| Material shown |
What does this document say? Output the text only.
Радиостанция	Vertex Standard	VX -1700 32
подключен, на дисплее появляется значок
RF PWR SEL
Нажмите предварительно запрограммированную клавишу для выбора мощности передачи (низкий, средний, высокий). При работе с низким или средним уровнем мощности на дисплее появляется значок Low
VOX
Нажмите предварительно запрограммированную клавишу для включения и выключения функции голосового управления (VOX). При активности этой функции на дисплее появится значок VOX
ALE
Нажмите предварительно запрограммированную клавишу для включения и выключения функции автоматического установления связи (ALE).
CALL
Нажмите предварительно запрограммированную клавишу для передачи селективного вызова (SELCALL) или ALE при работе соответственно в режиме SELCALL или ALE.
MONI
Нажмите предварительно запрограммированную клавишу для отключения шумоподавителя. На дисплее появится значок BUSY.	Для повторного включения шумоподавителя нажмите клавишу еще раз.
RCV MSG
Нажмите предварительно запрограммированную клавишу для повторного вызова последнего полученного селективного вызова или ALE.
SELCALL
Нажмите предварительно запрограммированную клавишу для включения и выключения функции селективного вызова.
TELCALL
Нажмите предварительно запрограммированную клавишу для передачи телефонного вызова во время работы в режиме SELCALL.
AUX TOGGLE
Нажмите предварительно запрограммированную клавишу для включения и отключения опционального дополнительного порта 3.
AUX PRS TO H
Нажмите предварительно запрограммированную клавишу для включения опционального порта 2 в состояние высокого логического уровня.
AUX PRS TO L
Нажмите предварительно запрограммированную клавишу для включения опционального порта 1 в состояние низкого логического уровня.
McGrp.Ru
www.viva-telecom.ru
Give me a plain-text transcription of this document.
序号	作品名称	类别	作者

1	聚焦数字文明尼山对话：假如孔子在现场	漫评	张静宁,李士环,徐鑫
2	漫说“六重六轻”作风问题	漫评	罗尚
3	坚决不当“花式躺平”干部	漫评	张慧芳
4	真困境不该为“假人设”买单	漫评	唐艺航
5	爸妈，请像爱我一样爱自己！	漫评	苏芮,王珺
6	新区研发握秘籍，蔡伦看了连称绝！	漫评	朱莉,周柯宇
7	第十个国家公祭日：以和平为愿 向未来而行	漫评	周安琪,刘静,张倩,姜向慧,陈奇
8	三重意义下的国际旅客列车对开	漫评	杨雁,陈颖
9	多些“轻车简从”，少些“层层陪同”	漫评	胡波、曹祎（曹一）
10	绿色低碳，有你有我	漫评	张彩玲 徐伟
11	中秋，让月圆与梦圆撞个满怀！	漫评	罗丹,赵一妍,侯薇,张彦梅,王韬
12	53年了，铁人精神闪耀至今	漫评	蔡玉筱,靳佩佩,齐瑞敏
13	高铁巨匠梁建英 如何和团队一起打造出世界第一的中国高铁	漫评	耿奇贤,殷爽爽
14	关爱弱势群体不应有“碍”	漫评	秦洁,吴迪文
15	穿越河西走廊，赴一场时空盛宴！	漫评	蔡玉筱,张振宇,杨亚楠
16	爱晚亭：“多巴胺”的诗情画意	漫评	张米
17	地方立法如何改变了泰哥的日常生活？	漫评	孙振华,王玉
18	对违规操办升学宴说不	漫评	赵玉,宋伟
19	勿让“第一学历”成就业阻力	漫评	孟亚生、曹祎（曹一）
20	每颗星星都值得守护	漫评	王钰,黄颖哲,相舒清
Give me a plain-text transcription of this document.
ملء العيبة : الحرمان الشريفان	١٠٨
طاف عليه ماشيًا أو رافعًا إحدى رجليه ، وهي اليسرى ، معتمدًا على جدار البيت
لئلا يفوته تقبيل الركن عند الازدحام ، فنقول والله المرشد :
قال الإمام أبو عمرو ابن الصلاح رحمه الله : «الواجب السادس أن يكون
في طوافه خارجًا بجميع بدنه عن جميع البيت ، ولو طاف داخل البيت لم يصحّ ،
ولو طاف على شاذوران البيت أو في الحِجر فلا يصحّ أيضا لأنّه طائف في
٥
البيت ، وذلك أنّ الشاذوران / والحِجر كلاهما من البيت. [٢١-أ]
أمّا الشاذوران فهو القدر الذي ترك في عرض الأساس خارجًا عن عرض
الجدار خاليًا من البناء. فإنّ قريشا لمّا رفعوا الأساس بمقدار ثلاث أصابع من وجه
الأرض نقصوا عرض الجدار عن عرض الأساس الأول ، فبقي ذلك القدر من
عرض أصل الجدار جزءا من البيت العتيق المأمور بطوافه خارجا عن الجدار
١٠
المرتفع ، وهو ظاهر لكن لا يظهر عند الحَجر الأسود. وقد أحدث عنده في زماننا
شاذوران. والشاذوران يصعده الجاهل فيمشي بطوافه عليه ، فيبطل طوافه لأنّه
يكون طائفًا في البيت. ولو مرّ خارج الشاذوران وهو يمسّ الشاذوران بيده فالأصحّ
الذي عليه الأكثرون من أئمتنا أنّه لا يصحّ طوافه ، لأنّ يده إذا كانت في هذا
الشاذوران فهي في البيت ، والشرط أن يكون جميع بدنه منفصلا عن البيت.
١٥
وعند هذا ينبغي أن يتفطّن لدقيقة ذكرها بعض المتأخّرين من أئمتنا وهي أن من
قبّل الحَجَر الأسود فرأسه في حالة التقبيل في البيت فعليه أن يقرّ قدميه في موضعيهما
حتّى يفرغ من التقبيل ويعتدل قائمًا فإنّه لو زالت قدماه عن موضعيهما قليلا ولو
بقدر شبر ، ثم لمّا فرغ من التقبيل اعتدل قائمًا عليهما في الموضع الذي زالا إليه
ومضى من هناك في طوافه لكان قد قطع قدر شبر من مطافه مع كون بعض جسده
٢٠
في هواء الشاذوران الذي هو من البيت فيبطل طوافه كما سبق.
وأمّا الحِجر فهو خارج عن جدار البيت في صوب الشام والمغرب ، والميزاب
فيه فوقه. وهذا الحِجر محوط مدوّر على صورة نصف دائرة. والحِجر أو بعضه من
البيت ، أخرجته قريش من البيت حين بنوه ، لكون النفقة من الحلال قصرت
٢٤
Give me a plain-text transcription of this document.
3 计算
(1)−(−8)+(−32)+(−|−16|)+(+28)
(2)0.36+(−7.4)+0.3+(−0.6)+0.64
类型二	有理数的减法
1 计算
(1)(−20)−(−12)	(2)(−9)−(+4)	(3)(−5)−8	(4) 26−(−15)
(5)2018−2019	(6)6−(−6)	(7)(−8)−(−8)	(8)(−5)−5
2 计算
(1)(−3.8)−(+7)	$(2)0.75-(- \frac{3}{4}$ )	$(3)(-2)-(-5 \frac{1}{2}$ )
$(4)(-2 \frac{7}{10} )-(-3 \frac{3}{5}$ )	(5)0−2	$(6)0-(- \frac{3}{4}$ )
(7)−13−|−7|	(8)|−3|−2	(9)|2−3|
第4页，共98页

| What you should do |
Show every line where the string "состояние" appears.

| Full solution |
Нажмите предварительно запрограммированную клавишу для включения опционального порта 2 в состояние высокого логического уровня.
Нажмите предварительно запрограммированную клавишу для включения опционального порта 1 в состояние низкого логического уровня.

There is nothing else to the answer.